[BEGIN]

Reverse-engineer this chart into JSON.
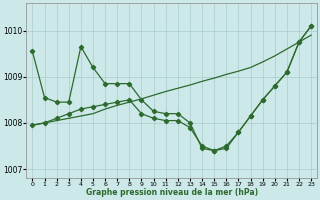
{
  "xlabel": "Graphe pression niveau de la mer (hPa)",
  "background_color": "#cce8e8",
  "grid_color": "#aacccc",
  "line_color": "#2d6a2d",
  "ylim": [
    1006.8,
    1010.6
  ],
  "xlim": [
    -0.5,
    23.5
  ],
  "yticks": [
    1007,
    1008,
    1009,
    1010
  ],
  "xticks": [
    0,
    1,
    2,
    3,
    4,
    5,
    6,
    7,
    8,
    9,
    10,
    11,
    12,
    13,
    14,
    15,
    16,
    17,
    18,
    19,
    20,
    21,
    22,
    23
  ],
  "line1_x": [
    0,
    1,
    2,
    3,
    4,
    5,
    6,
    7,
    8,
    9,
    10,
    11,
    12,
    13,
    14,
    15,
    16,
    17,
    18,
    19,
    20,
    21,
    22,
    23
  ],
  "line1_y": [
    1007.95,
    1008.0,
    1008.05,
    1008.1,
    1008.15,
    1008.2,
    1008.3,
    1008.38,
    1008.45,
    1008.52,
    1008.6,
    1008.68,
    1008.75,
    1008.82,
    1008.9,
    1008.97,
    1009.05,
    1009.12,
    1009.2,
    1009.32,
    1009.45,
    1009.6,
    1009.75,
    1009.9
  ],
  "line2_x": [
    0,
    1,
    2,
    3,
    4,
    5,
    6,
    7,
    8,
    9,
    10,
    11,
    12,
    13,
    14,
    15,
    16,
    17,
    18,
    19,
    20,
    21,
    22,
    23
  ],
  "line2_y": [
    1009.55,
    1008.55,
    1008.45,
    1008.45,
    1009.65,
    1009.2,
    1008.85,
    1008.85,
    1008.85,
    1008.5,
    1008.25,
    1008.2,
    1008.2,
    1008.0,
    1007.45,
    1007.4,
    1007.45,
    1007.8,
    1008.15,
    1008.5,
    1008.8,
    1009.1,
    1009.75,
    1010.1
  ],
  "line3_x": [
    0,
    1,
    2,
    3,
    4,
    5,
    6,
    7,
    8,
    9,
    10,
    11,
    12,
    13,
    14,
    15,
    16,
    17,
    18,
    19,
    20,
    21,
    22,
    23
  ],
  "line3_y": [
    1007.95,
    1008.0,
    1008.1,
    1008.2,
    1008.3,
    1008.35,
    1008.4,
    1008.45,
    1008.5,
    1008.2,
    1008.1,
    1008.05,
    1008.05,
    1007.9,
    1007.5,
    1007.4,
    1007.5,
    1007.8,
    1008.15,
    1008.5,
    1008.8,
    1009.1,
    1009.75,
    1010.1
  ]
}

[END]

Copy out all the data without changing anything, and drop the pictures.

Reverse-engineer this chart into JSON.
{
  "xlabel": "Graphe pression niveau de la mer (hPa)",
  "background_color": "#cce8e8",
  "grid_color": "#aacccc",
  "line_color": "#2d6a2d",
  "ylim": [
    1006.8,
    1010.6
  ],
  "xlim": [
    -0.5,
    23.5
  ],
  "yticks": [
    1007,
    1008,
    1009,
    1010
  ],
  "xticks": [
    0,
    1,
    2,
    3,
    4,
    5,
    6,
    7,
    8,
    9,
    10,
    11,
    12,
    13,
    14,
    15,
    16,
    17,
    18,
    19,
    20,
    21,
    22,
    23
  ],
  "line1_x": [
    0,
    1,
    2,
    3,
    4,
    5,
    6,
    7,
    8,
    9,
    10,
    11,
    12,
    13,
    14,
    15,
    16,
    17,
    18,
    19,
    20,
    21,
    22,
    23
  ],
  "line1_y": [
    1007.95,
    1008.0,
    1008.05,
    1008.1,
    1008.15,
    1008.2,
    1008.3,
    1008.38,
    1008.45,
    1008.52,
    1008.6,
    1008.68,
    1008.75,
    1008.82,
    1008.9,
    1008.97,
    1009.05,
    1009.12,
    1009.2,
    1009.32,
    1009.45,
    1009.6,
    1009.75,
    1009.9
  ],
  "line2_x": [
    0,
    1,
    2,
    3,
    4,
    5,
    6,
    7,
    8,
    9,
    10,
    11,
    12,
    13,
    14,
    15,
    16,
    17,
    18,
    19,
    20,
    21,
    22,
    23
  ],
  "line2_y": [
    1009.55,
    1008.55,
    1008.45,
    1008.45,
    1009.65,
    1009.2,
    1008.85,
    1008.85,
    1008.85,
    1008.5,
    1008.25,
    1008.2,
    1008.2,
    1008.0,
    1007.45,
    1007.4,
    1007.45,
    1007.8,
    1008.15,
    1008.5,
    1008.8,
    1009.1,
    1009.75,
    1010.1
  ],
  "line3_x": [
    0,
    1,
    2,
    3,
    4,
    5,
    6,
    7,
    8,
    9,
    10,
    11,
    12,
    13,
    14,
    15,
    16,
    17,
    18,
    19,
    20,
    21,
    22,
    23
  ],
  "line3_y": [
    1007.95,
    1008.0,
    1008.1,
    1008.2,
    1008.3,
    1008.35,
    1008.4,
    1008.45,
    1008.5,
    1008.2,
    1008.1,
    1008.05,
    1008.05,
    1007.9,
    1007.5,
    1007.4,
    1007.5,
    1007.8,
    1008.15,
    1008.5,
    1008.8,
    1009.1,
    1009.75,
    1010.1
  ]
}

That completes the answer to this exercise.